EXERCISE DIRECTIONS => Transcribe the listing exactly, leaving out every picture.

====

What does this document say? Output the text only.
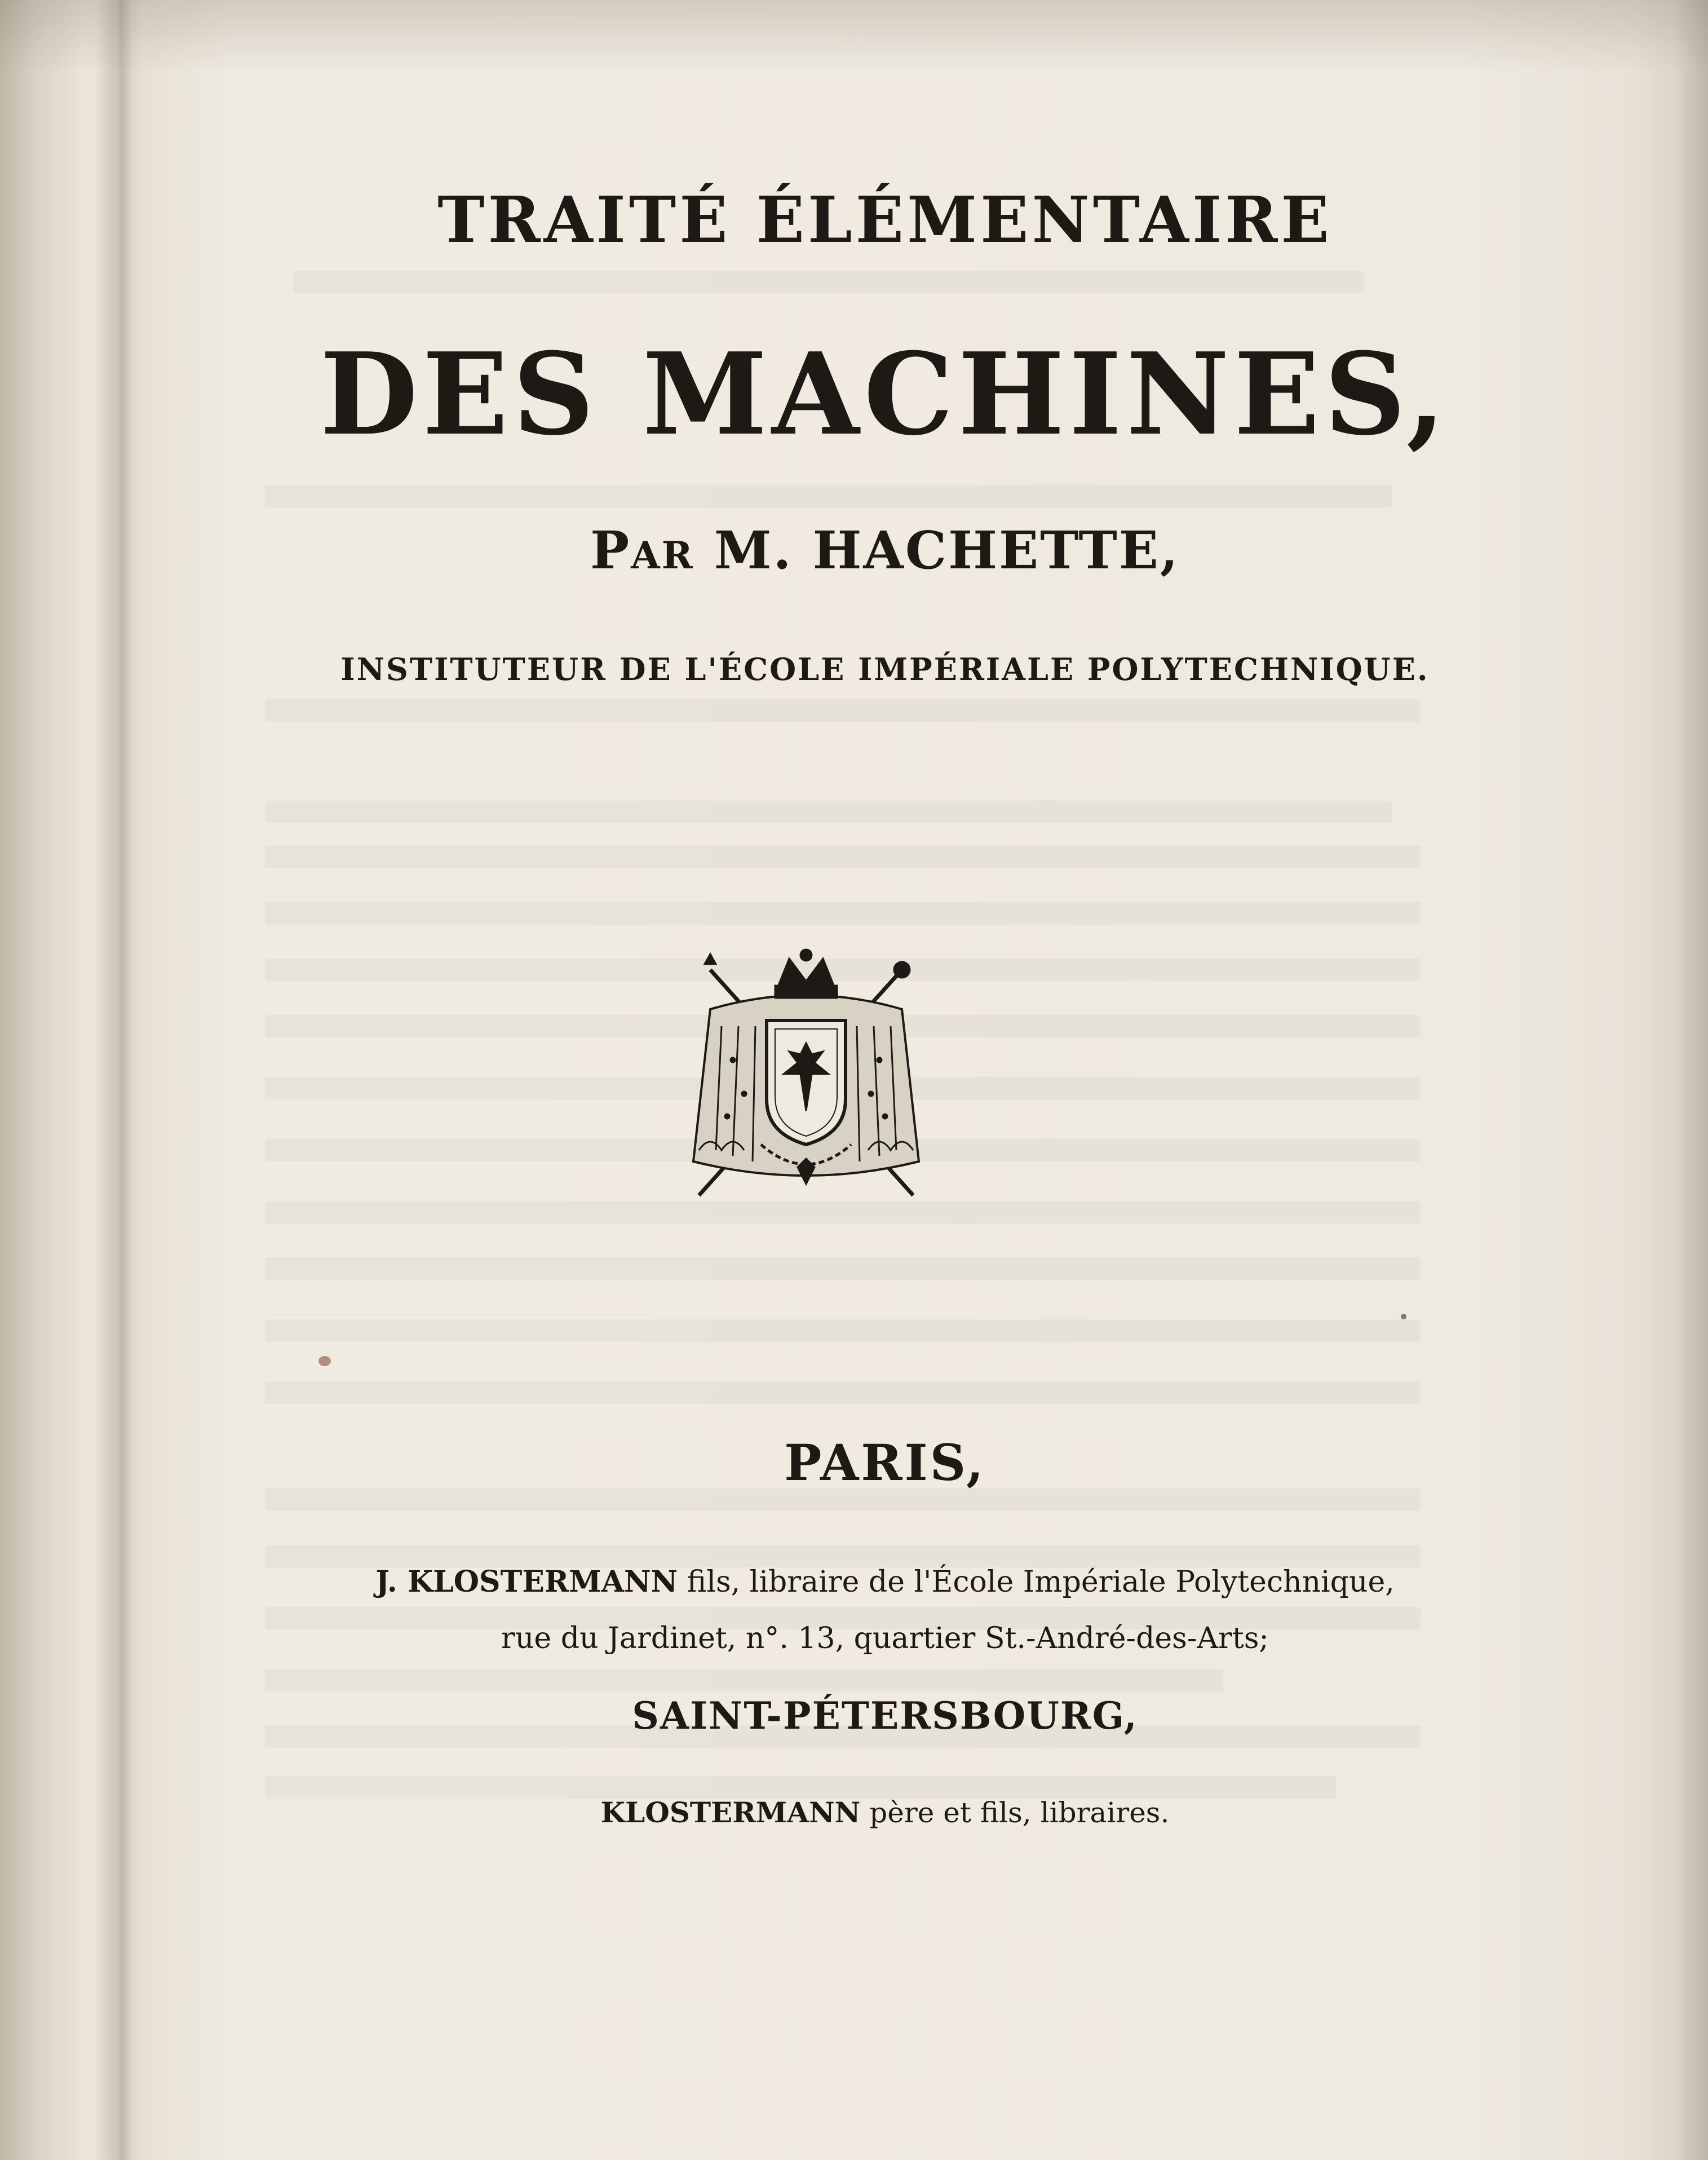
TRAITÉ ÉLÉMENTAIRE
DES MACHINES,
PAR M. HACHETTE,
INSTITUTEUR DE L'ÉCOLE IMPÉRIALE POLYTECHNIQUE.
PARIS,
J. KLOSTERMANN fils, libraire de l'École Impériale Polytechnique,
rue du Jardinet, n°. 13, quartier St.-André-des-Arts;
SAINT-PÉTERSBOURG,
KLOSTERMANN père et fils, libraires.
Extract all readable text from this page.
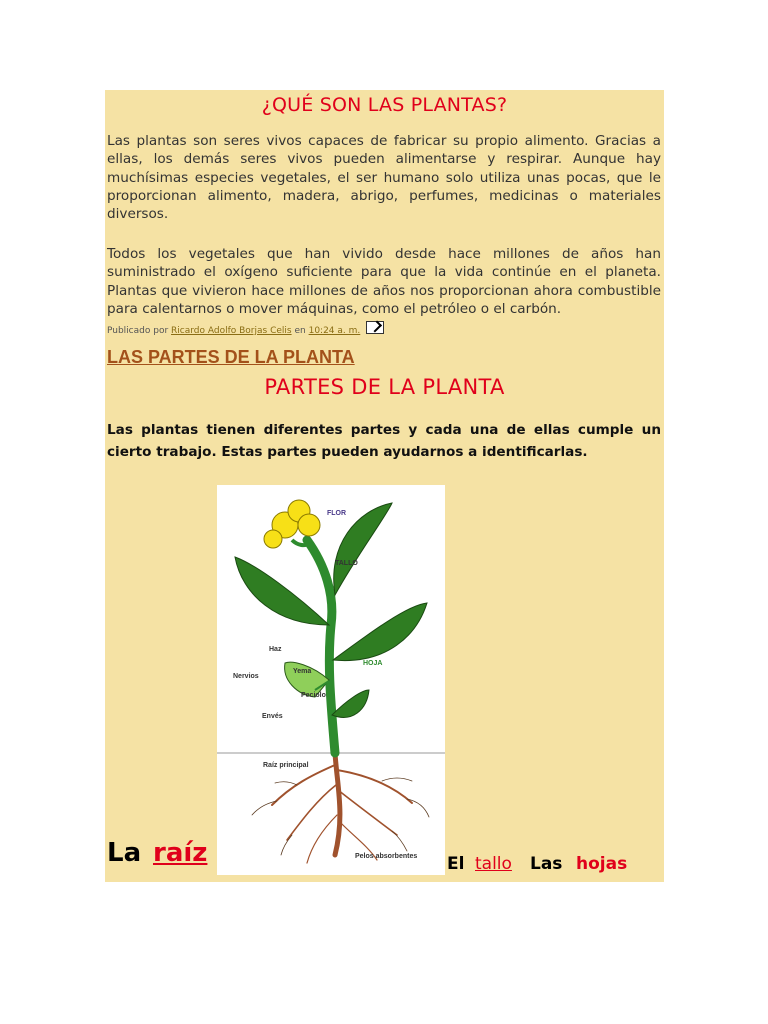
¿QUÉ SON LAS PLANTAS?

Las plantas son seres vivos capaces de fabricar su propio alimento. Gracias a ellas, los demás seres vivos pueden alimentarse y respirar. Aunque hay muchísimas especies vegetales, el ser humano solo utiliza unas pocas, que le proporcionan alimento, madera, abrigo, perfumes, medicinas o materiales diversos.

Todos los vegetales que han vivido desde hace millones de años han suministrado el oxígeno suficiente para que la vida continúe en el planeta. Plantas que vivieron hace millones de años nos proporcionan ahora combustible para calentarnos o mover máquinas, como el petróleo o el carbón.

Publicado por Ricardo Adolfo Borjas Celis en 10:24 a. m.
LAS PARTES DE LA PLANTA
PARTES DE LA PLANTA

Las plantas tienen diferentes partes y cada una de ellas cumple un cierto trabajo. Estas partes pueden ayudarnos a identificarlas.

FLOR
TALLO
HOJA
Haz
Nervios
Yema
Peciolo
Envés
Raíz principal
Pelos absorbentes
La raíz	El tallo Las hojas
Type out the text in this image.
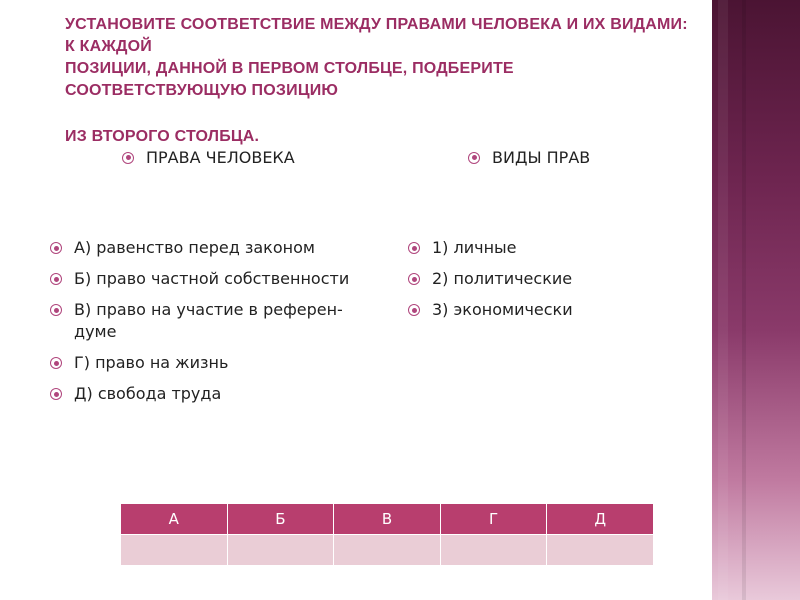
УСТАНОВИТЕ СООТВЕТСТВИЕ МЕЖДУ ПРАВАМИ ЧЕЛОВЕКА И ИХ ВИДАМИ: К КАЖДОЙ
ПОЗИЦИИ, ДАННОЙ В ПЕРВОМ СТОЛБЦЕ, ПОДБЕРИТЕ СООТВЕТСТВУЮЩУЮ ПОЗИЦИЮ
ИЗ ВТОРОГО СТОЛБЦА.
ПРАВА ЧЕЛОВЕКА	ВИДЫ ПРАВ
А) равенство перед законом
Б) право частной собственности
В) право на участие в референ-думе
Г) право на жизнь
Д) свобода труда
1) личные
2) политические
3) экономически
А	Б	В	Г	Д
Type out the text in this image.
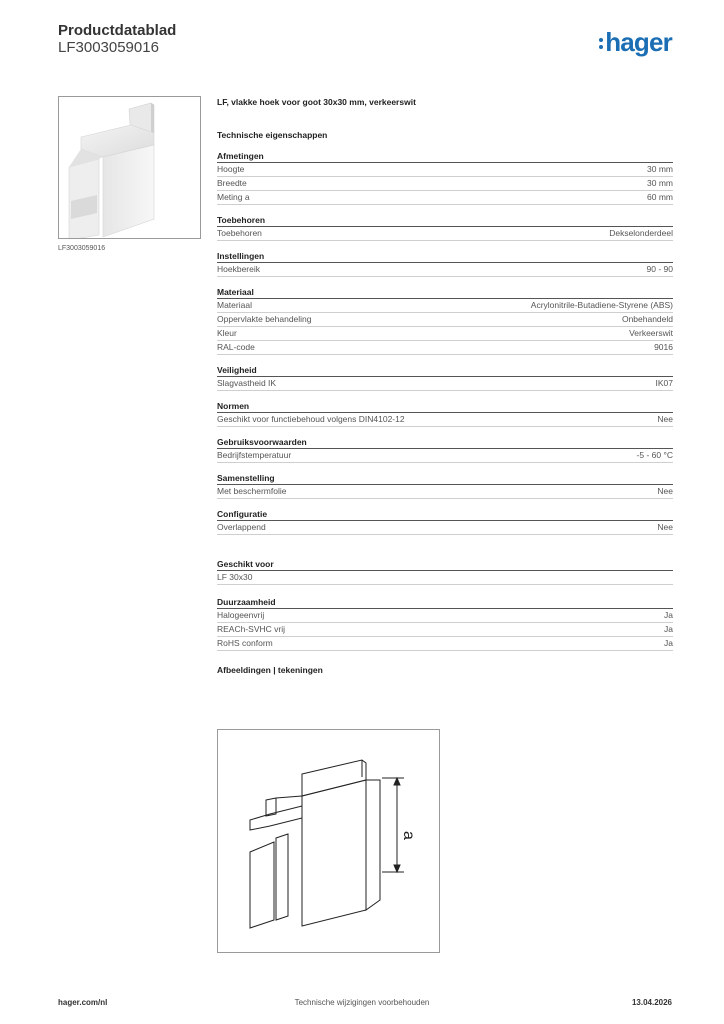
Productdatablad
LF3003059016	hager
LF3003059016
LF, vlakke hoek voor goot 30x30 mm, verkeerswit
Technische eigenschappen
Afmetingen
Hoogte	30 mm
Breedte	30 mm
Meting a	60 mm
Toebehoren
Toebehoren	Dekselonderdeel
Instellingen
Hoekbereik	90 - 90
Materiaal
Materiaal	Acrylonitrile-Butadiene-Styrene (ABS)
Oppervlakte behandeling	Onbehandeld
Kleur	Verkeerswit
RAL-code	9016
Veiligheid
Slagvastheid IK	IK07
Normen
Geschikt voor functiebehoud volgens DIN4102-12	Nee
Gebruiksvoorwaarden
Bedrijfstemperatuur	-5 - 60 °C
Samenstelling
Met beschermfolie	Nee
Configuratie
Overlappend	Nee
Geschikt voor
LF 30x30
Duurzaamheid
Halogeenvrij	Ja
REACh-SVHC vrij	Ja
RoHS conform	Ja
Afbeeldingen | tekeningen
a
hager.com/nl	Technische wijzigingen voorbehouden	13.04.2026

====

IN RESPONSE =>
What does this document say? Output the text only.
TRAITÉ ÉLÉMENTAIRE
DES MACHINES,
PAR M. HACHETTE,
INSTITUTEUR DE L'ÉCOLE IMPÉRIALE POLYTECHNIQUE.
PARIS,
J. KLOSTERMANN fils, libraire de l'École Impériale Polytechnique,
rue du Jardinet, n°. 13, quartier St.-André-des-Arts;
SAINT-PÉTERSBOURG,
KLOSTERMANN père et fils, libraires.
Extract all readable text from this page.
¿QUÉ SON LAS PLANTAS?

Las plantas son seres vivos capaces de fabricar su propio alimento. Gracias a ellas, los demás seres vivos pueden alimentarse y respirar. Aunque hay muchísimas especies vegetales, el ser humano solo utiliza unas pocas, que le proporcionan alimento, madera, abrigo, perfumes, medicinas o materiales diversos.

Todos los vegetales que han vivido desde hace millones de años han suministrado el oxígeno suficiente para que la vida continúe en el planeta. Plantas que vivieron hace millones de años nos proporcionan ahora combustible para calentarnos o mover máquinas, como el petróleo o el carbón.

Publicado por Ricardo Adolfo Borjas Celis en 10:24 a. m.
LAS PARTES DE LA PLANTA
PARTES DE LA PLANTA

Las plantas tienen diferentes partes y cada una de ellas cumple un cierto trabajo. Estas partes pueden ayudarnos a identificarlas.

FLOR
TALLO
HOJA
Haz
Nervios
Yema
Peciolo
Envés
Raíz principal
Pelos absorbentes
La raíz	El tallo Las hojas
Type out the text in this image.
УСТАНОВИТЕ СООТВЕТСТВИЕ МЕЖДУ ПРАВАМИ ЧЕЛОВЕКА И ИХ ВИДАМИ: К КАЖДОЙ
ПОЗИЦИИ, ДАННОЙ В ПЕРВОМ СТОЛБЦЕ, ПОДБЕРИТЕ СООТВЕТСТВУЮЩУЮ ПОЗИЦИЮ
ИЗ ВТОРОГО СТОЛБЦА.
ПРАВА ЧЕЛОВЕКА	ВИДЫ ПРАВ
А) равенство перед законом
Б) право частной собственности
В) право на участие в референ-думе
Г) право на жизнь
Д) свобода труда
1) личные
2) политические
3) экономически
А	Б	В	Г	Д
Type out the text in this image.
Productdatablad
LF3003059016	hager
LF3003059016
LF, vlakke hoek voor goot 30x30 mm, verkeerswit
Technische eigenschappen
Afmetingen
Hoogte	30 mm
Breedte	30 mm
Meting a	60 mm
Toebehoren
Toebehoren	Dekselonderdeel
Instellingen
Hoekbereik	90 - 90
Materiaal
Materiaal	Acrylonitrile-Butadiene-Styrene (ABS)
Oppervlakte behandeling	Onbehandeld
Kleur	Verkeerswit
RAL-code	9016
Veiligheid
Slagvastheid IK	IK07
Normen
Geschikt voor functiebehoud volgens DIN4102-12	Nee
Gebruiksvoorwaarden
Bedrijfstemperatuur	-5 - 60 °C
Samenstelling
Met beschermfolie	Nee
Configuratie
Overlappend	Nee
Geschikt voor
LF 30x30
Duurzaamheid
Halogeenvrij	Ja
REACh-SVHC vrij	Ja
RoHS conform	Ja
Afbeeldingen | tekeningen
a
hager.com/nl	Technische wijzigingen voorbehouden	13.04.2026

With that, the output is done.